▶ _Problem details_:
The records below must be retyped exactly.

# Start of Data section

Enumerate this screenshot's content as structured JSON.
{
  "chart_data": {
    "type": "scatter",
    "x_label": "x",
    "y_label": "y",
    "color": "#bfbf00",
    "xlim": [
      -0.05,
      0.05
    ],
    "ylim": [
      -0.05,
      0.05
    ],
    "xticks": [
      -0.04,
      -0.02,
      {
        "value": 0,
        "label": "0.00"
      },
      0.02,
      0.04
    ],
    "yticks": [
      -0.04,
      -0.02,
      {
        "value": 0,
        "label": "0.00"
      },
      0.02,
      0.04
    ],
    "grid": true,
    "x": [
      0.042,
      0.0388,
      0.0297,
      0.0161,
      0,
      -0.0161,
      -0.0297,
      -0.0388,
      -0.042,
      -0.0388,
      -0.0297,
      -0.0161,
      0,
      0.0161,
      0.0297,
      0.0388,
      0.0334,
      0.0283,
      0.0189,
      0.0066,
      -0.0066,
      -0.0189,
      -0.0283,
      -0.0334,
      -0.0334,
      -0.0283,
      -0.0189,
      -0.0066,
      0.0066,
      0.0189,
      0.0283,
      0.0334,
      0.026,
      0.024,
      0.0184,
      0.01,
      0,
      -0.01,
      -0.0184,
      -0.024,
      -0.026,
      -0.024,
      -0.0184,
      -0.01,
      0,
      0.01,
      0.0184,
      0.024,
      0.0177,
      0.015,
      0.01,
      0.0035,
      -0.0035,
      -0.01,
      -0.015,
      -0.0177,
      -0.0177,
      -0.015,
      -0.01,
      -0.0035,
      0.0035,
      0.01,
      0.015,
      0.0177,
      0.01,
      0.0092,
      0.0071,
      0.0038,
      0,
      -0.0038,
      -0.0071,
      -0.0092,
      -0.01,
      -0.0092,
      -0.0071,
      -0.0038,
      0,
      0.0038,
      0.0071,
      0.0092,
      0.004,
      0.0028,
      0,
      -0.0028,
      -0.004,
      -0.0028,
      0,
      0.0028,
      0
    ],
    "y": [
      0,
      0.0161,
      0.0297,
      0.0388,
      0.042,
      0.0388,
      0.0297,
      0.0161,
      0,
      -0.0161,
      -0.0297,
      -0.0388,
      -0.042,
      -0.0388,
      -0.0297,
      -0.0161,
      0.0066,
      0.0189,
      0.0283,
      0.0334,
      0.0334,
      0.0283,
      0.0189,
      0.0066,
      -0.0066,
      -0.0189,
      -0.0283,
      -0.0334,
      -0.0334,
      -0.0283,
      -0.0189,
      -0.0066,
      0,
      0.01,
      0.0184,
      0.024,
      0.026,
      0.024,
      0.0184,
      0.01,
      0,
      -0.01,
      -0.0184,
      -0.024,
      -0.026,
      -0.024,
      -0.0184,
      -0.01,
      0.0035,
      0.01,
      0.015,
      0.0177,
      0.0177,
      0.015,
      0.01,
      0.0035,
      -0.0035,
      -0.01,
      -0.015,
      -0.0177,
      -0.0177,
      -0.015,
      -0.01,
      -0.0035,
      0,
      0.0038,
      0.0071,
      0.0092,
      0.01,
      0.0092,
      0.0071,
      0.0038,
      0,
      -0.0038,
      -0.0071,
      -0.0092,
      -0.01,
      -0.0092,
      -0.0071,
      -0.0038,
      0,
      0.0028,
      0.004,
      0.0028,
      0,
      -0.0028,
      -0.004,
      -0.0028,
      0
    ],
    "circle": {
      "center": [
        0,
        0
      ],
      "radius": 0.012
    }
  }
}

# End of Data section

▶ _Solution to the problem_:
Enumerate this screenshot's content as structured JSON.
{
  "chart_data": {
    "type": "scatter",
    "x_label": "x",
    "y_label": "y",
    "color": "#bfbf00",
    "xlim": [
      -0.05,
      0.05
    ],
    "ylim": [
      -0.05,
      0.05
    ],
    "xticks": [
      -0.04,
      -0.02,
      {
        "value": 0,
        "label": "0.00"
      },
      0.02,
      0.04
    ],
    "yticks": [
      -0.04,
      -0.02,
      {
        "value": 0,
        "label": "0.00"
      },
      0.02,
      0.04
    ],
    "grid": true,
    "x": [
      0.042,
      0.0388,
      0.0297,
      0.0161,
      0,
      -0.0161,
      -0.0297,
      -0.0388,
      -0.042,
      -0.0388,
      -0.0297,
      -0.0161,
      0,
      0.0161,
      0.0297,
      0.0388,
      0.0334,
      0.0283,
      0.0189,
      0.0066,
      -0.0066,
      -0.0189,
      -0.0283,
      -0.0334,
      -0.0334,
      -0.0283,
      -0.0189,
      -0.0066,
      0.0066,
      0.0189,
      0.0283,
      0.0334,
      0.026,
      0.024,
      0.0184,
      0.01,
      0,
      -0.01,
      -0.0184,
      -0.024,
      -0.026,
      -0.024,
      -0.0184,
      -0.01,
      0,
      0.01,
      0.0184,
      0.024,
      0.0177,
      0.015,
      0.01,
      0.0035,
      -0.0035,
      -0.01,
      -0.015,
      -0.0177,
      -0.0177,
      -0.015,
      -0.01,
      -0.0035,
      0.0035,
      0.01,
      0.015,
      0.0177,
      0.01,
      0.0092,
      0.0071,
      0.0038,
      0,
      -0.0038,
      -0.0071,
      -0.0092,
      -0.01,
      -0.0092,
      -0.0071,
      -0.0038,
      0,
      0.0038,
      0.0071,
      0.0092,
      0.004,
      0.0028,
      0,
      -0.0028,
      -0.004,
      -0.0028,
      0,
      0.0028,
      0
    ],
    "y": [
      0,
      0.0161,
      0.0297,
      0.0388,
      0.042,
      0.0388,
      0.0297,
      0.0161,
      0,
      -0.0161,
      -0.0297,
      -0.0388,
      -0.042,
      -0.0388,
      -0.0297,
      -0.0161,
      0.0066,
      0.0189,
      0.0283,
      0.0334,
      0.0334,
      0.0283,
      0.0189,
      0.0066,
      -0.0066,
      -0.0189,
      -0.0283,
      -0.0334,
      -0.0334,
      -0.0283,
      -0.0189,
      -0.0066,
      0,
      0.01,
      0.0184,
      0.024,
      0.026,
      0.024,
      0.0184,
      0.01,
      0,
      -0.01,
      -0.0184,
      -0.024,
      -0.026,
      -0.024,
      -0.0184,
      -0.01,
      0.0035,
      0.01,
      0.015,
      0.0177,
      0.0177,
      0.015,
      0.01,
      0.0035,
      -0.0035,
      -0.01,
      -0.015,
      -0.0177,
      -0.0177,
      -0.015,
      -0.01,
      -0.0035,
      0,
      0.0038,
      0.0071,
      0.0092,
      0.01,
      0.0092,
      0.0071,
      0.0038,
      0,
      -0.0038,
      -0.0071,
      -0.0092,
      -0.01,
      -0.0092,
      -0.0071,
      -0.0038,
      0,
      0.0028,
      0.004,
      0.0028,
      0,
      -0.0028,
      -0.004,
      -0.0028,
      0
    ],
    "circle": {
      "center": [
        0,
        0
      ],
      "radius": 0.012
    }
  }
}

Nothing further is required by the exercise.